> Source data
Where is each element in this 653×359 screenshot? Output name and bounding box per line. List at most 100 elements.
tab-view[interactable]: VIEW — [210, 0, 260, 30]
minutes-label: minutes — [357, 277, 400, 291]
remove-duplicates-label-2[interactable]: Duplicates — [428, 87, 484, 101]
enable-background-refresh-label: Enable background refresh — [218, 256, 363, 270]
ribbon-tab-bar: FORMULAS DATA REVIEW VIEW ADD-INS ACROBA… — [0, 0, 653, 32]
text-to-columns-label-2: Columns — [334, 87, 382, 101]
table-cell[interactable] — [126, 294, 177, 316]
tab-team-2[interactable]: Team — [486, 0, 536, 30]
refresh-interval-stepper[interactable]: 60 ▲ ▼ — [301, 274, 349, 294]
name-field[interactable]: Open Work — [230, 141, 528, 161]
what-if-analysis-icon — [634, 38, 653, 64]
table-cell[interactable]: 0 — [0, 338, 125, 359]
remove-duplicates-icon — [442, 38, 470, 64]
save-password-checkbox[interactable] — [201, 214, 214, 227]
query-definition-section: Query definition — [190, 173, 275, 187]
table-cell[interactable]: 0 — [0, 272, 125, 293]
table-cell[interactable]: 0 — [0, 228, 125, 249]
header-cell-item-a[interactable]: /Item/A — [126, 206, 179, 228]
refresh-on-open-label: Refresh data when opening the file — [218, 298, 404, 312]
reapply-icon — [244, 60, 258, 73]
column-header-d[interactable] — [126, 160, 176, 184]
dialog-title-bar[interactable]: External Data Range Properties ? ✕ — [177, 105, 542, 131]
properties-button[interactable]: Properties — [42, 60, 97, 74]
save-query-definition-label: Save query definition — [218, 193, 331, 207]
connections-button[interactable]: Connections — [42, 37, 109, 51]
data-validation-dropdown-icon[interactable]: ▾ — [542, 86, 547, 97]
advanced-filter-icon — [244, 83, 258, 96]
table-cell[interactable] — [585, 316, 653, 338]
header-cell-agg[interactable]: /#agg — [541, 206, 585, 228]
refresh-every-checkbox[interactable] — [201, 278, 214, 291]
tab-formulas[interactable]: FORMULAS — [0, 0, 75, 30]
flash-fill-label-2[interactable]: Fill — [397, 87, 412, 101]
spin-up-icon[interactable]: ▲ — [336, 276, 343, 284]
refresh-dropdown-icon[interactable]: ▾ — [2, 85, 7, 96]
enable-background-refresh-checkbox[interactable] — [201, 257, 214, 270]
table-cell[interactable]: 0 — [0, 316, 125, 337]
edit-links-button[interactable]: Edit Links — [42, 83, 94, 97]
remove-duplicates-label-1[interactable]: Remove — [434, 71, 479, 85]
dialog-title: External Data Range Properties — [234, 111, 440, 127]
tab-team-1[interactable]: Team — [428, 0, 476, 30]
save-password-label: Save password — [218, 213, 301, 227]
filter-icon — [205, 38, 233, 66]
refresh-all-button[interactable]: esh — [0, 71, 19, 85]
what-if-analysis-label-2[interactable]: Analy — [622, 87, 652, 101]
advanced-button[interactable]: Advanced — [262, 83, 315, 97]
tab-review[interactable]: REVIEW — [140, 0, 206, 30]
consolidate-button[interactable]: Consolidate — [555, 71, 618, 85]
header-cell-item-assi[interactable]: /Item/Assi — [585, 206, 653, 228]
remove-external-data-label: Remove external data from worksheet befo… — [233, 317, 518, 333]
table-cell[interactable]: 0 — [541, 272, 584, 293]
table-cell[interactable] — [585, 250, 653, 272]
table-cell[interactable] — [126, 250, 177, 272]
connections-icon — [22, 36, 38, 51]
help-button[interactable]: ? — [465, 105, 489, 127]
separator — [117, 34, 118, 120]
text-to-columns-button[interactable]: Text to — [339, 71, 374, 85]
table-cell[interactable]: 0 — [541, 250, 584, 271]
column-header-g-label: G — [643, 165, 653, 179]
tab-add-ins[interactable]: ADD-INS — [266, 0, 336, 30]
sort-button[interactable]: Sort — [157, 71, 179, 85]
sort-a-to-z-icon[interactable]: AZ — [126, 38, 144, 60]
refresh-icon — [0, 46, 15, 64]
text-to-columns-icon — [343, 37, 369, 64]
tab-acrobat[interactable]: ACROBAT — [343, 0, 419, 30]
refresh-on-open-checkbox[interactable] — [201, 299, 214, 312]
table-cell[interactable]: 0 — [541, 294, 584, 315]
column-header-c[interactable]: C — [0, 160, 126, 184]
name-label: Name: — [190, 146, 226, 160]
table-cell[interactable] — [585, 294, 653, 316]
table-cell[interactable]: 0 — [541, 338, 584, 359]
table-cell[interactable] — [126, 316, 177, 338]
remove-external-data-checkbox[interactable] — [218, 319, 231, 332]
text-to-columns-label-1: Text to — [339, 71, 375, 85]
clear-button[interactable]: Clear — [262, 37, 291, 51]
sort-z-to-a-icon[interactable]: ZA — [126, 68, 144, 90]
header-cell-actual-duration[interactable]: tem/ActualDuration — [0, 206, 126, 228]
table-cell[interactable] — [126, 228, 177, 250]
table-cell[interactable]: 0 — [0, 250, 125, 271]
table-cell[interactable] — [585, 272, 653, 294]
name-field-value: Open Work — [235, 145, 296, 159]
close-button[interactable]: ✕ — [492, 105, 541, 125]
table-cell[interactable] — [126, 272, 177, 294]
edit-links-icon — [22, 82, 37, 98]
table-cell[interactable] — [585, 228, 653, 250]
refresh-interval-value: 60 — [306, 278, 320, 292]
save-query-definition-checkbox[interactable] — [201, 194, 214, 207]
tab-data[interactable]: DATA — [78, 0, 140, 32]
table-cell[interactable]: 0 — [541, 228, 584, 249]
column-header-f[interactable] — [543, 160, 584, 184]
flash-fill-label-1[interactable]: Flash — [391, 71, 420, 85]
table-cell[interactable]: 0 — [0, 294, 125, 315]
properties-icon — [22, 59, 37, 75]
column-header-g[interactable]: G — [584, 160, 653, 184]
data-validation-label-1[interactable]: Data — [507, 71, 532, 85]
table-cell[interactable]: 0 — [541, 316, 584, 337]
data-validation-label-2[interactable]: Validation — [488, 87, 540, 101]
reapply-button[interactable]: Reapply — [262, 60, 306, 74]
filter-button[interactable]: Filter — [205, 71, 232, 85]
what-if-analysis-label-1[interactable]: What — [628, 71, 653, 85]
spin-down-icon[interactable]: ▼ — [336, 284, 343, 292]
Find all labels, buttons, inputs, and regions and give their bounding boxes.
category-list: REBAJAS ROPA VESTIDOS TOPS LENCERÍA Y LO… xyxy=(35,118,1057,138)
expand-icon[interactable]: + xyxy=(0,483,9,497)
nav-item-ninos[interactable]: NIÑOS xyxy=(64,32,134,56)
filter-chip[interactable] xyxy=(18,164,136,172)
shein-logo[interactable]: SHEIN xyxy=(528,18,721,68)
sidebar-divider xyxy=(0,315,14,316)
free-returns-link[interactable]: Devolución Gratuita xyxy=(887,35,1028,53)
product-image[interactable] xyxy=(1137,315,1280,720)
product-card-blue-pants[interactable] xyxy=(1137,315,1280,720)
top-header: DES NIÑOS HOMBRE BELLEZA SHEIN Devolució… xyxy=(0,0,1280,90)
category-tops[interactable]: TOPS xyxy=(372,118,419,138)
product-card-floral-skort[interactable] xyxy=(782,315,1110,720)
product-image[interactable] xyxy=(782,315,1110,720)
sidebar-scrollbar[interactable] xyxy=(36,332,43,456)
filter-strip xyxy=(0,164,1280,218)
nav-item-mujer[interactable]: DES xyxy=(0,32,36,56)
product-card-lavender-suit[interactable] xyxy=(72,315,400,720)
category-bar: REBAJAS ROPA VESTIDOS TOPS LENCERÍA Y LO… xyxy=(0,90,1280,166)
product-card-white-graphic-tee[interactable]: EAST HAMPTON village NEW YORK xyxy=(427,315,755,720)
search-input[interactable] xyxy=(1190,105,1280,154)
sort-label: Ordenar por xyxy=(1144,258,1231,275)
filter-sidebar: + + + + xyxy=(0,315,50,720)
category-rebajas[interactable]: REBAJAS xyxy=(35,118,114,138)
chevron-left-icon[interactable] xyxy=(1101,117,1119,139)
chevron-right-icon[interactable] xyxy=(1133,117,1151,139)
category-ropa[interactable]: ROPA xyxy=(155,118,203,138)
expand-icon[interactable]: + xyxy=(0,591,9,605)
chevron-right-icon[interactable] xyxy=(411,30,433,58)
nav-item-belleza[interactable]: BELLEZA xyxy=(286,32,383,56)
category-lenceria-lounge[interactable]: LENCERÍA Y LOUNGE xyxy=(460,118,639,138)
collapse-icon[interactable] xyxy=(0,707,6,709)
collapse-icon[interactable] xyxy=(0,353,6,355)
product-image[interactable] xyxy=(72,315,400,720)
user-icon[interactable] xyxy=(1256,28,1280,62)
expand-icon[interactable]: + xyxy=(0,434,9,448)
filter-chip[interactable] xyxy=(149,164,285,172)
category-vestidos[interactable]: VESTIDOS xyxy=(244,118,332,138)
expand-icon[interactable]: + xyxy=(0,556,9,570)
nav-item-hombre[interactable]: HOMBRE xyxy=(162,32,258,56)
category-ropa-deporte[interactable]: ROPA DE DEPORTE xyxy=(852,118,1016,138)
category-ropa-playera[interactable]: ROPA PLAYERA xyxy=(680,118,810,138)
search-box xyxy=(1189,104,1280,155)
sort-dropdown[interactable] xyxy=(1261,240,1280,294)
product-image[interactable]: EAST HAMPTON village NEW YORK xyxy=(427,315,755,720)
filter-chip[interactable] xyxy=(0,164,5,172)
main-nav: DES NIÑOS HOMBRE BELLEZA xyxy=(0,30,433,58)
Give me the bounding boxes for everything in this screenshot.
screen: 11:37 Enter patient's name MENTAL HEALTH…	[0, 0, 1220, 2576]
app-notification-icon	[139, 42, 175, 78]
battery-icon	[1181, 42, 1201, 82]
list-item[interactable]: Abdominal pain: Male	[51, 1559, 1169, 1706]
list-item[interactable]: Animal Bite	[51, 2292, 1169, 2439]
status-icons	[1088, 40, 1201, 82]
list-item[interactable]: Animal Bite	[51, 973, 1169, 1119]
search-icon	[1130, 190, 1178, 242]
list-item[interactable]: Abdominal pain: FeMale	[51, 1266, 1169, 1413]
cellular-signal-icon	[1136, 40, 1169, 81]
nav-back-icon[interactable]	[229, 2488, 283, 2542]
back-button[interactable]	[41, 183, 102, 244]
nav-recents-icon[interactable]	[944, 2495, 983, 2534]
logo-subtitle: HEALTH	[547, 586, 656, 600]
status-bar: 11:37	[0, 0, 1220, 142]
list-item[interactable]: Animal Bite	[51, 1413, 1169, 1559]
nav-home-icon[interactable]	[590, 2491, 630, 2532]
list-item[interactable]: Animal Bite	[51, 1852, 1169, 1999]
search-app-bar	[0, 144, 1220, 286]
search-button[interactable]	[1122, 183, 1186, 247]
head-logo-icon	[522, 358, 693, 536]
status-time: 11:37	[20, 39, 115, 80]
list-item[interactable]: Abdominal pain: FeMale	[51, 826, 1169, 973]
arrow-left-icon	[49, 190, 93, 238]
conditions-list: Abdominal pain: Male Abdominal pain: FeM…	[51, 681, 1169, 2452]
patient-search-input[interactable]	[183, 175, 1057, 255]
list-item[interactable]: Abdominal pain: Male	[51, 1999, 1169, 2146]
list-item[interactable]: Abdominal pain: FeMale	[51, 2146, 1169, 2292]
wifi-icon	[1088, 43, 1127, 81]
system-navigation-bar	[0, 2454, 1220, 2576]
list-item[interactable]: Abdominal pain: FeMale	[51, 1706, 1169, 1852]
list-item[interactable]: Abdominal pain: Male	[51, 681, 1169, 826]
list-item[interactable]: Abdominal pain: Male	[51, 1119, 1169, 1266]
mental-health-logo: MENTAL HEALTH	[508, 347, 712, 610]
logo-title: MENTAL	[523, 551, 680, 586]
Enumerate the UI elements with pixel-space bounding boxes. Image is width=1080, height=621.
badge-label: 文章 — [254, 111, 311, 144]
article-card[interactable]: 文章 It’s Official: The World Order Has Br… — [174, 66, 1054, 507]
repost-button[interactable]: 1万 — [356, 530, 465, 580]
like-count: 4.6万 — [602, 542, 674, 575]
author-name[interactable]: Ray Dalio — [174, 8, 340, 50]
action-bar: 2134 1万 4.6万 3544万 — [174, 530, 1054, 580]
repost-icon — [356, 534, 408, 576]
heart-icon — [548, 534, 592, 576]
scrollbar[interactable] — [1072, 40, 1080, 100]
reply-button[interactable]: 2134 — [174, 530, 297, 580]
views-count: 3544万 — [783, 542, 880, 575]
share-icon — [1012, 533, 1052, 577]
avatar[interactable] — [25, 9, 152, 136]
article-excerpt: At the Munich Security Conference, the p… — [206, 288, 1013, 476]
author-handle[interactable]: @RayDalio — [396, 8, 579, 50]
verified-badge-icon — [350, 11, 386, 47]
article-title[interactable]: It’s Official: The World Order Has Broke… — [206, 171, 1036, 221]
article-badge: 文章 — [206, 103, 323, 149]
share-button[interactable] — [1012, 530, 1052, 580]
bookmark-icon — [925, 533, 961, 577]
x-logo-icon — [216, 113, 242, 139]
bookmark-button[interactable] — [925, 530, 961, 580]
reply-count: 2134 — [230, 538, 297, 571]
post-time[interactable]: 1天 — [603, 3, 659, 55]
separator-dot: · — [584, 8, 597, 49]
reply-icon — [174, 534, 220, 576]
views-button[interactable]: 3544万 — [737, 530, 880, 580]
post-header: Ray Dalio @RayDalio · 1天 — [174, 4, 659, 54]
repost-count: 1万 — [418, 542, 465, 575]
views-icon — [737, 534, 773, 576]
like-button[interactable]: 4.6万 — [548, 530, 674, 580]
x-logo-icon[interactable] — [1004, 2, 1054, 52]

> What the exercise asks
Reproduce character for character every line of the entries, from the first line up to and including the line with "column-header-d[interactable] — [126, 160, 176, 184]".

> Solution to this task
Where is each element in this 653×359 screenshot? Output name and bounding box per line. List at most 100 elements.
tab-view[interactable]: VIEW — [210, 0, 260, 30]
minutes-label: minutes — [357, 277, 400, 291]
remove-duplicates-label-2[interactable]: Duplicates — [428, 87, 484, 101]
enable-background-refresh-label: Enable background refresh — [218, 256, 363, 270]
ribbon-tab-bar: FORMULAS DATA REVIEW VIEW ADD-INS ACROBA… — [0, 0, 653, 32]
text-to-columns-label-2: Columns — [334, 87, 382, 101]
table-cell[interactable] — [126, 294, 177, 316]
tab-team-2[interactable]: Team — [486, 0, 536, 30]
refresh-interval-stepper[interactable]: 60 ▲ ▼ — [301, 274, 349, 294]
name-field[interactable]: Open Work — [230, 141, 528, 161]
what-if-analysis-icon — [634, 38, 653, 64]
table-cell[interactable]: 0 — [0, 338, 125, 359]
remove-duplicates-icon — [442, 38, 470, 64]
save-password-checkbox[interactable] — [201, 214, 214, 227]
query-definition-section: Query definition — [190, 173, 275, 187]
table-cell[interactable]: 0 — [0, 272, 125, 293]
table-cell[interactable]: 0 — [0, 228, 125, 249]
header-cell-item-a[interactable]: /Item/A — [126, 206, 179, 228]
refresh-on-open-label: Refresh data when opening the file — [218, 298, 404, 312]
reapply-icon — [244, 60, 258, 73]
column-header-d[interactable] — [126, 160, 176, 184]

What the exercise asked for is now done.